Copy out everything from the beginning of the data down to and including the line that contains "field-cell — [455, 843, 458, 883]".

▽

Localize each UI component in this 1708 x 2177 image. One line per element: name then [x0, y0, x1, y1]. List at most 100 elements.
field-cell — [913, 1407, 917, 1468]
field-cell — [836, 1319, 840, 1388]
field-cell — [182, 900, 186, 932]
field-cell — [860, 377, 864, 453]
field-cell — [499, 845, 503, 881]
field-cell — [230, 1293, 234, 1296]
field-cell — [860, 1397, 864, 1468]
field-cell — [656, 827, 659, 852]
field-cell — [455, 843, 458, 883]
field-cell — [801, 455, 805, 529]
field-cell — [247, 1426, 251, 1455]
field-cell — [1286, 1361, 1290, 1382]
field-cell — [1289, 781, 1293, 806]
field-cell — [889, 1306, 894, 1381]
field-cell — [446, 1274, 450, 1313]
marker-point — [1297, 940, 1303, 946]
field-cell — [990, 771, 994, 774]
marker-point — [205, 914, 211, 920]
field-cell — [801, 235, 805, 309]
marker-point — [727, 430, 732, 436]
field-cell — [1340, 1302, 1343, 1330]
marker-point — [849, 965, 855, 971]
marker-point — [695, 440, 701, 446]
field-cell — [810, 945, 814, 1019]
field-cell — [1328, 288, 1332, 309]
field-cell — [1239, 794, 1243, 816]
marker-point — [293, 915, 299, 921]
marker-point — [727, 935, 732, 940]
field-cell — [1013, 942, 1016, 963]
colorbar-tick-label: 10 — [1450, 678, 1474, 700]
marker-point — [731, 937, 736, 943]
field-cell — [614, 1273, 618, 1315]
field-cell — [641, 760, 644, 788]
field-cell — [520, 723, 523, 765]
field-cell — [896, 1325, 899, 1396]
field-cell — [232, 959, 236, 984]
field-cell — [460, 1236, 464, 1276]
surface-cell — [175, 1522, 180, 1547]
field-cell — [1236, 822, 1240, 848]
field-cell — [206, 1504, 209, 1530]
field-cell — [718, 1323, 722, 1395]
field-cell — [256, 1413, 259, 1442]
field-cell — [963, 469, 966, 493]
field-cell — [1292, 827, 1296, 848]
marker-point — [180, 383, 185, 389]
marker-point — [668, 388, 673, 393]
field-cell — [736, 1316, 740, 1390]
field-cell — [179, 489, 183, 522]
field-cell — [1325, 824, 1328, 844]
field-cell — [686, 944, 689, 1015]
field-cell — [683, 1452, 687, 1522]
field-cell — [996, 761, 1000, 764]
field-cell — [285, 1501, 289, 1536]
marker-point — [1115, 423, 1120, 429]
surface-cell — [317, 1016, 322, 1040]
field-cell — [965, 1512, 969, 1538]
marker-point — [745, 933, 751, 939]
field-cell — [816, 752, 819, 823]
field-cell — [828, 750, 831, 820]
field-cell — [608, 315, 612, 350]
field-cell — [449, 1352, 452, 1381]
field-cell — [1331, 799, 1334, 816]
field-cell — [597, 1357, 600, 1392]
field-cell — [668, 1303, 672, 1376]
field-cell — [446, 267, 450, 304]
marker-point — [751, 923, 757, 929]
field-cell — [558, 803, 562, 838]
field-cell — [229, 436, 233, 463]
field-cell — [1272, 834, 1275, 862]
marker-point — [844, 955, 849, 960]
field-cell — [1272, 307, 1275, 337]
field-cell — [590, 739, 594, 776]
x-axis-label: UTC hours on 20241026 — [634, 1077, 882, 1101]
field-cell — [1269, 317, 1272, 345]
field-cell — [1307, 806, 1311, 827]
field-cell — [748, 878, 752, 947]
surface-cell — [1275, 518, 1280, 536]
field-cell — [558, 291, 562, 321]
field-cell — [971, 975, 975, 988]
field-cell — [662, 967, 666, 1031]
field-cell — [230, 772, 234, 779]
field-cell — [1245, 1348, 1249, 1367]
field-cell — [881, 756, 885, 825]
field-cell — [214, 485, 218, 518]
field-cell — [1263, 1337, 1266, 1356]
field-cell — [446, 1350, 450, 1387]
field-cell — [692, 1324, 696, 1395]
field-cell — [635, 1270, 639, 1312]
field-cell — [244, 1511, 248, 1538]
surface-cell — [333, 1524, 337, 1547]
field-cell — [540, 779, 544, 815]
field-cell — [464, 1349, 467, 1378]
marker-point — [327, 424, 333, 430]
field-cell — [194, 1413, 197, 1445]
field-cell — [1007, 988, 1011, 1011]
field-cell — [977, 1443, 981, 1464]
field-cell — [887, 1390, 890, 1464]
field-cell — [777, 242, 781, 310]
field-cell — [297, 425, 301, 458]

△

▶ **FULL RESPONSE**
Localize each UI component in this 1708 x 2177 image. One line per element: name then [x0, y0, x1, y1]. List at most 100 elements.
field-cell — [913, 1407, 917, 1468]
field-cell — [836, 1319, 840, 1388]
field-cell — [182, 900, 186, 932]
field-cell — [860, 377, 864, 453]
field-cell — [499, 845, 503, 881]
field-cell — [230, 1293, 234, 1296]
field-cell — [860, 1397, 864, 1468]
field-cell — [656, 827, 659, 852]
field-cell — [455, 843, 458, 883]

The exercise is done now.